SUPPLIED RECORDS =>

-------------------------

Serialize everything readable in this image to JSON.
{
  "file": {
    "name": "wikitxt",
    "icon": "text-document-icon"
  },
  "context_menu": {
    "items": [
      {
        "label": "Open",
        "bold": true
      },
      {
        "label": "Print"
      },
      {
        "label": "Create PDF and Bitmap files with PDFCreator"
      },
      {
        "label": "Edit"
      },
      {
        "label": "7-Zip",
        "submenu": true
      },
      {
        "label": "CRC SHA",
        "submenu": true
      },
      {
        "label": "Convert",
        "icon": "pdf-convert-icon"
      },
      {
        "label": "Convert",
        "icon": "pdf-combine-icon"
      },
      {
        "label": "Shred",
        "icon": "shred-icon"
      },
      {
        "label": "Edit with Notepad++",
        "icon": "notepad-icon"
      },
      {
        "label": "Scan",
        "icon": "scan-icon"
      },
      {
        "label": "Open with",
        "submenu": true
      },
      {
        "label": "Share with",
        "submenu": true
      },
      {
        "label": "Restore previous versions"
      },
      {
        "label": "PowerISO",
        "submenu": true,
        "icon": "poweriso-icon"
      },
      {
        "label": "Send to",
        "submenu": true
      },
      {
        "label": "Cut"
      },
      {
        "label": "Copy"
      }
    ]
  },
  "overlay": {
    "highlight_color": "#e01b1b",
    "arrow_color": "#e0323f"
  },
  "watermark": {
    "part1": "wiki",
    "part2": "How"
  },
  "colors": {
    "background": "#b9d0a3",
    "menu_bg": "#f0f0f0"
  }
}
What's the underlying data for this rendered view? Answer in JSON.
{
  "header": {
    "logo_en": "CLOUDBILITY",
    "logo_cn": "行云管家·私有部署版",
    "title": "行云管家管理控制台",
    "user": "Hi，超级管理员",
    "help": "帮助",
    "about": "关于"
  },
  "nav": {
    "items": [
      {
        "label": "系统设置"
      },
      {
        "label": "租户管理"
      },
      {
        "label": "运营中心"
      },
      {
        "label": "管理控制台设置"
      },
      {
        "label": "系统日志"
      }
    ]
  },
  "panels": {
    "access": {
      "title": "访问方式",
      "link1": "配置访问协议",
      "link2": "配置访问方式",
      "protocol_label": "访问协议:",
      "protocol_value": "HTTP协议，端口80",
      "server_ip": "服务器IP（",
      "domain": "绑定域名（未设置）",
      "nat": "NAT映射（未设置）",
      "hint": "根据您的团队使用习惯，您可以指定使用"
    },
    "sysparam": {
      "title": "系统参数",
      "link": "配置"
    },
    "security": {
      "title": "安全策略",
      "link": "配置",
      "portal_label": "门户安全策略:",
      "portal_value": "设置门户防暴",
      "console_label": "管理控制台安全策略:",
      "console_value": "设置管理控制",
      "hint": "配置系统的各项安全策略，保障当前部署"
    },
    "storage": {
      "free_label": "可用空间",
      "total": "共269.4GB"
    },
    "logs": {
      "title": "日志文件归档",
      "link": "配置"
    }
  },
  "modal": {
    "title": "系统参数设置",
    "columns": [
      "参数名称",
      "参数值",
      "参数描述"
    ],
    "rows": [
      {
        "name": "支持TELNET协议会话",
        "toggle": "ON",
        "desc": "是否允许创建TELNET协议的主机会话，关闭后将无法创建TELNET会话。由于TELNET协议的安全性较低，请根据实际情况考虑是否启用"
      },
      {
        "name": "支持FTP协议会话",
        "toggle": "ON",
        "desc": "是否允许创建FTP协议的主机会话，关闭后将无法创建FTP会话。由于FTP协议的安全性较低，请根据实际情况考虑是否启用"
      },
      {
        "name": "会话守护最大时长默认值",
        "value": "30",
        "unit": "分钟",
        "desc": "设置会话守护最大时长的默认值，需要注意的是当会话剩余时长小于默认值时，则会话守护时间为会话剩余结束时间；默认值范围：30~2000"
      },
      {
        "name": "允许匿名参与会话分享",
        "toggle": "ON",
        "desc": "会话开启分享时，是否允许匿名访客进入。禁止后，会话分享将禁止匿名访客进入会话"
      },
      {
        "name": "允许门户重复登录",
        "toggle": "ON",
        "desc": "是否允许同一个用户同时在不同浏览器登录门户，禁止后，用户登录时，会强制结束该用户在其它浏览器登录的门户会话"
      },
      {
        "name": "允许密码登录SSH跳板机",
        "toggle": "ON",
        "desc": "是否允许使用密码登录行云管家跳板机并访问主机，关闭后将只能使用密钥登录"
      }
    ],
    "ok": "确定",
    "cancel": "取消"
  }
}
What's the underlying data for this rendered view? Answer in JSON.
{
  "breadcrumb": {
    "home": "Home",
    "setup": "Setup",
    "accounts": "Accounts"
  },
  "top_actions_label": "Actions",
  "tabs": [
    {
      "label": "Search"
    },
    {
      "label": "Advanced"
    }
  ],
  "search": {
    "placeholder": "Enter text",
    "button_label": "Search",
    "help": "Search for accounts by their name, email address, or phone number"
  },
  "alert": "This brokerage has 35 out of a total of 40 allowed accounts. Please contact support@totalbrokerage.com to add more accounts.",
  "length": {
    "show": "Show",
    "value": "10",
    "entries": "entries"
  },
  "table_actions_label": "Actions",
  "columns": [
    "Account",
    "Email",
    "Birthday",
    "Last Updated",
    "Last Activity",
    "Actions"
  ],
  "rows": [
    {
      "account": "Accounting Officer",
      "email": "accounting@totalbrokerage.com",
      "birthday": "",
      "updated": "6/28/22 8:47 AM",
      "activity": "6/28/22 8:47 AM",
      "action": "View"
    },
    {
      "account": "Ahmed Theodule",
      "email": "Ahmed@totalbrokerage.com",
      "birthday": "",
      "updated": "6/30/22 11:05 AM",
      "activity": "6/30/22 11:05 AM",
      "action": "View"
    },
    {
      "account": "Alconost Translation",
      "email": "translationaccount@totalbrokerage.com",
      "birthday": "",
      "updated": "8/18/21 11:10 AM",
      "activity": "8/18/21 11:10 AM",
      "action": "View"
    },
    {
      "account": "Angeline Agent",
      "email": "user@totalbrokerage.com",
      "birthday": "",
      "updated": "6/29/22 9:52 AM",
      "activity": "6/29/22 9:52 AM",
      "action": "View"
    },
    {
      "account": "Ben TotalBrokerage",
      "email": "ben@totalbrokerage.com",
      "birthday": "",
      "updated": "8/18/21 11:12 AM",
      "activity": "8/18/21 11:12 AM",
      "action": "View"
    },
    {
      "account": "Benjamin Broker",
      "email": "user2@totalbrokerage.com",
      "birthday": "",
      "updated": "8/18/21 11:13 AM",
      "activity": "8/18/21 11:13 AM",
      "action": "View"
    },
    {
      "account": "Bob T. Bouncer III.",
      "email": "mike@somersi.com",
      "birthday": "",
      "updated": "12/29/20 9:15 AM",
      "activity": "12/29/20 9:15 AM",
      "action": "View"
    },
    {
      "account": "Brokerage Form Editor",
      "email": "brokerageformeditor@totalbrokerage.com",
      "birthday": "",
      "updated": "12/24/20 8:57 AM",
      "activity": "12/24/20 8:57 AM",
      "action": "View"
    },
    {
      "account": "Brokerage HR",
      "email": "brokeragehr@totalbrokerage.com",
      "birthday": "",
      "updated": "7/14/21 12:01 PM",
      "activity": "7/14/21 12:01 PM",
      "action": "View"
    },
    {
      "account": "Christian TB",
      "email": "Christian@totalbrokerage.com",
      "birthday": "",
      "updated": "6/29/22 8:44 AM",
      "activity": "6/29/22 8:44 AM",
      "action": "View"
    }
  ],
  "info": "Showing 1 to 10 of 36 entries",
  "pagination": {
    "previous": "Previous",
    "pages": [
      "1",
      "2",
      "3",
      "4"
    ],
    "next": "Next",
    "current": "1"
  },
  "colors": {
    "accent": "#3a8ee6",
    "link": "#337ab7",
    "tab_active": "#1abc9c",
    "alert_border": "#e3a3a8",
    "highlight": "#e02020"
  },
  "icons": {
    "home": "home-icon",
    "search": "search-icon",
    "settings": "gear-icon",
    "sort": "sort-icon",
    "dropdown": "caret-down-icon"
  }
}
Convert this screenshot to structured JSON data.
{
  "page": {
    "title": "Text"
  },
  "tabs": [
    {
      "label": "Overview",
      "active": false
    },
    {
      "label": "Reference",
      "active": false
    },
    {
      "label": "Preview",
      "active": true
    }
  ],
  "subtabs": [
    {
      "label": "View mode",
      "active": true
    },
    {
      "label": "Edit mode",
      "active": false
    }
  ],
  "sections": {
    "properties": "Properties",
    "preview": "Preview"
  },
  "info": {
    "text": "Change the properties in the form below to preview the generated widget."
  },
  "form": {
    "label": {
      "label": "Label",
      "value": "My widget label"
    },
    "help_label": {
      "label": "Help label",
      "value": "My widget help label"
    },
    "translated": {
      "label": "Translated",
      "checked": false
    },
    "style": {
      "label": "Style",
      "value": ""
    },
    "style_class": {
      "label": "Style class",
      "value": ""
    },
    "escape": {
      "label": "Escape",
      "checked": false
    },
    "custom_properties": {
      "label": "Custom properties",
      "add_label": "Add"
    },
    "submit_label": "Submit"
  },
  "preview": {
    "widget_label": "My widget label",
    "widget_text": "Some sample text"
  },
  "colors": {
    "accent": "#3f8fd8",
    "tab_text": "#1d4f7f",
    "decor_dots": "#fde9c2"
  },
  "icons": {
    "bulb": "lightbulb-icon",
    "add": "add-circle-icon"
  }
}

-------------------------

WHAT IS EXPECTED => Leave out every line without the string "accounts" and copy the rest.

RESULT OF THE EXERCISE =>
    "accounts": "Accounts"
    "help": "Search for accounts by their name, email address, or phone number"
  "alert": "This brokerage has 35 out of a total of 40 allowed accounts. Please contact support@totalbrokerage.com to add more accounts.",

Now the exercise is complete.